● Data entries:
----
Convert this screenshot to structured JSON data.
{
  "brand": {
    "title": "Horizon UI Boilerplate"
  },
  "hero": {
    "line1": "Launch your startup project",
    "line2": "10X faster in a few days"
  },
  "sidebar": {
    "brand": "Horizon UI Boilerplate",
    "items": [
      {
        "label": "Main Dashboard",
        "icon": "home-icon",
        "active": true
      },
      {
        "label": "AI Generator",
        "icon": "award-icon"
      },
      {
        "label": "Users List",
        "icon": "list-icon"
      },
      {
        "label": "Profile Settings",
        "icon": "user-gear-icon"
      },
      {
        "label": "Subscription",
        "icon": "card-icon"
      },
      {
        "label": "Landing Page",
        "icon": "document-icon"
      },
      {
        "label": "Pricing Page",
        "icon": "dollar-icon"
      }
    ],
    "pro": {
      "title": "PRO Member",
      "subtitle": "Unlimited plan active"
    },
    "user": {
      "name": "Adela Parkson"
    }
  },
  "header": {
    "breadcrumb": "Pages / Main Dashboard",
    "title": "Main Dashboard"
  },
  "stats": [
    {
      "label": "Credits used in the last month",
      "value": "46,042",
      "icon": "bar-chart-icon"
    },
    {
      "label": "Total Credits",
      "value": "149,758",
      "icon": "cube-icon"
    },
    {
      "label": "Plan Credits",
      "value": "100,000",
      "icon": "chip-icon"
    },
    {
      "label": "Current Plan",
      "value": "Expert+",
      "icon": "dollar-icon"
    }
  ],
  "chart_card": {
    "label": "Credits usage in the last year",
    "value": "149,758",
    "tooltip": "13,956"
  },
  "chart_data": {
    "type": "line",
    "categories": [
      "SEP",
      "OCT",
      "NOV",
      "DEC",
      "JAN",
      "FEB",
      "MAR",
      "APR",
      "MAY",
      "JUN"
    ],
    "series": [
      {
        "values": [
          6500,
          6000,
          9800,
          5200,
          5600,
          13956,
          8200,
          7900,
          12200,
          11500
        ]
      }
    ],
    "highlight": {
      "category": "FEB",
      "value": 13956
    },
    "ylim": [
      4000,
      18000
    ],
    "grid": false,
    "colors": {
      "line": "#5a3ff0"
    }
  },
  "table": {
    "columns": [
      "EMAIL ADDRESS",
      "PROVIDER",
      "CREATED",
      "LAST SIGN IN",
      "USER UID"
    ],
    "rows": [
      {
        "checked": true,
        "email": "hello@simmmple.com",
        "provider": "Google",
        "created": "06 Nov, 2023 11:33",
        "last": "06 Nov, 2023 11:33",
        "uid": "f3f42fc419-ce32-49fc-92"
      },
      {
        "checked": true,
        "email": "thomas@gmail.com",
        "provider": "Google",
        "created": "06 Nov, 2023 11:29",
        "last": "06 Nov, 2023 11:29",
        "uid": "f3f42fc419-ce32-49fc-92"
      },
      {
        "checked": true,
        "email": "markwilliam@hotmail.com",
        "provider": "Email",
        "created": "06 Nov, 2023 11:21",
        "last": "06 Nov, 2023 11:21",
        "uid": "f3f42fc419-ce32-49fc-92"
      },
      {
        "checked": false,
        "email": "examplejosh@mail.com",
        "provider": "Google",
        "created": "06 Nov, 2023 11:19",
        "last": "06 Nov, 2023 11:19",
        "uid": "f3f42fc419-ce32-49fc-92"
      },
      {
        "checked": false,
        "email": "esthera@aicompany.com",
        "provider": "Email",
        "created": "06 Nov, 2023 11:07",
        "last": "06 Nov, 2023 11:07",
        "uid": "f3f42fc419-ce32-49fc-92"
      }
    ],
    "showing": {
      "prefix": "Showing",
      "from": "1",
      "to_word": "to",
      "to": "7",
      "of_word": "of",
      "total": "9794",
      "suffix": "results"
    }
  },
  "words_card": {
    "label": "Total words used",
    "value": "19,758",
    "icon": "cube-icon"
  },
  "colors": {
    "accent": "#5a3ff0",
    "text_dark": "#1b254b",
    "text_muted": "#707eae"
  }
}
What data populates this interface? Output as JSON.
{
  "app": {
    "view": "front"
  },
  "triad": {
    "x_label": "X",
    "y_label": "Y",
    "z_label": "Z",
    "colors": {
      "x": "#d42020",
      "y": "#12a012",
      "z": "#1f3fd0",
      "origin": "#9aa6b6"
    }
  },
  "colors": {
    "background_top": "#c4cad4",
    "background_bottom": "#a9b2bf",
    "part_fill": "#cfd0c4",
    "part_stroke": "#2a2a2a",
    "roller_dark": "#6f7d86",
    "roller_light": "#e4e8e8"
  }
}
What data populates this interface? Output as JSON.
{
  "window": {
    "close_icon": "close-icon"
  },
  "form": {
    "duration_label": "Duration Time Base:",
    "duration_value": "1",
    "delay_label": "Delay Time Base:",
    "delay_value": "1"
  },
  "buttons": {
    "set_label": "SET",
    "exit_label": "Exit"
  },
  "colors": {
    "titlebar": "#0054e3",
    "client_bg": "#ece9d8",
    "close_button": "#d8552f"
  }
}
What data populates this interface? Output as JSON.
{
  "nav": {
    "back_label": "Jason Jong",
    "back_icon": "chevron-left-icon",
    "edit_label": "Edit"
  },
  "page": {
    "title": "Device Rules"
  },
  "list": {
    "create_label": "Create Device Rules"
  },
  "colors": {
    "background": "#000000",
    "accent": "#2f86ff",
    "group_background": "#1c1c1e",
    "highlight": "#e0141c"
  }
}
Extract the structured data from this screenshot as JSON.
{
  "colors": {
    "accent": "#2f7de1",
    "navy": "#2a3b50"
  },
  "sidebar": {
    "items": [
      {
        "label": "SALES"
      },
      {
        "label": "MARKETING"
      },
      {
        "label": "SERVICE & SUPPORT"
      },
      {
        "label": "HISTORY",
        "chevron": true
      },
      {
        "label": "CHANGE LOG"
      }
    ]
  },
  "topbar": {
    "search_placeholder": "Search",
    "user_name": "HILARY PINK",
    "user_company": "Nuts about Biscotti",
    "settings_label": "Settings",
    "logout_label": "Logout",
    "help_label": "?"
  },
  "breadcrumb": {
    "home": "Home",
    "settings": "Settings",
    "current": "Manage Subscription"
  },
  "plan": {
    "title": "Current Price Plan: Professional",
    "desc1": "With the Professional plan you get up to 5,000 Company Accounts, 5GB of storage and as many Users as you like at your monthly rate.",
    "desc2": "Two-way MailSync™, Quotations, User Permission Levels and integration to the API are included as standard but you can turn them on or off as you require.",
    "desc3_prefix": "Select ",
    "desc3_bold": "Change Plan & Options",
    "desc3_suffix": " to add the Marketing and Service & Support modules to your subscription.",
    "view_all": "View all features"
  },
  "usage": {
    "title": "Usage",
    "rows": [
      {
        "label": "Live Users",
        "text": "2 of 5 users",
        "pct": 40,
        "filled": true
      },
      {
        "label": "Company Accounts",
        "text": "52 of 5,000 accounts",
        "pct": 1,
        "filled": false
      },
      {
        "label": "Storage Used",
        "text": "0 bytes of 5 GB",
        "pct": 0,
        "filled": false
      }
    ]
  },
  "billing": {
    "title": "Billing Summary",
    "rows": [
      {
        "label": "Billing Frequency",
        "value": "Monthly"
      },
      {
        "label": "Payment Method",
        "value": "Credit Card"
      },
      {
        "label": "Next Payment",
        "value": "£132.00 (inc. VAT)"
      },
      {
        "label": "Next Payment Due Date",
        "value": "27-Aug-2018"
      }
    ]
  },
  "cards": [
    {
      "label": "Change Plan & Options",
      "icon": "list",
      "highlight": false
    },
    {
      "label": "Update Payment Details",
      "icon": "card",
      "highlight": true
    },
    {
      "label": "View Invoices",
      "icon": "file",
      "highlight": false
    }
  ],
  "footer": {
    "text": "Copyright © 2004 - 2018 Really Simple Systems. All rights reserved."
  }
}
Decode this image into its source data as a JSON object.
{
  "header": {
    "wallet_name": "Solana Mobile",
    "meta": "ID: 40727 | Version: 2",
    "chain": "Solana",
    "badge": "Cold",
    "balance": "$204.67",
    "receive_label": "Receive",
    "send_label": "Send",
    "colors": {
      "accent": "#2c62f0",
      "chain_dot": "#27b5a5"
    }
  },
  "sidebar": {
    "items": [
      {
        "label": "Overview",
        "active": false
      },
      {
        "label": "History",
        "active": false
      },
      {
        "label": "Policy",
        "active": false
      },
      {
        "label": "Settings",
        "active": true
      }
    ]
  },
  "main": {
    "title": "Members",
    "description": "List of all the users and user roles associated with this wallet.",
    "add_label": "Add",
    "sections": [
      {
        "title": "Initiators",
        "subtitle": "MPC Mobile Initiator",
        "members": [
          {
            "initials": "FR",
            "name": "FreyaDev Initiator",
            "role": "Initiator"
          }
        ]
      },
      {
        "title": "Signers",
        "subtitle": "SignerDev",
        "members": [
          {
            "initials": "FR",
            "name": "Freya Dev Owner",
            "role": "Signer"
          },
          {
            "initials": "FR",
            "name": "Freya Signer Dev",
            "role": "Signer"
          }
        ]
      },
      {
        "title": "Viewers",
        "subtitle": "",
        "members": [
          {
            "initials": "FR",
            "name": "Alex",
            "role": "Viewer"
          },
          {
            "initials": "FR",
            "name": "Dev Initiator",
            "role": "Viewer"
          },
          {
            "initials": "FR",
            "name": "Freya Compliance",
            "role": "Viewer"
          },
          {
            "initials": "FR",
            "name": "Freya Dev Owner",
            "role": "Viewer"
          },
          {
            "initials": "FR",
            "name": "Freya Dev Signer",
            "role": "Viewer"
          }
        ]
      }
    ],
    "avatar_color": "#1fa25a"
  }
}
----
● Your task:
Out of the material above, gather each line where "structured" appears.

● Finished answer:
Convert this screenshot to structured JSON data.
Extract the structured data from this screenshot as JSON.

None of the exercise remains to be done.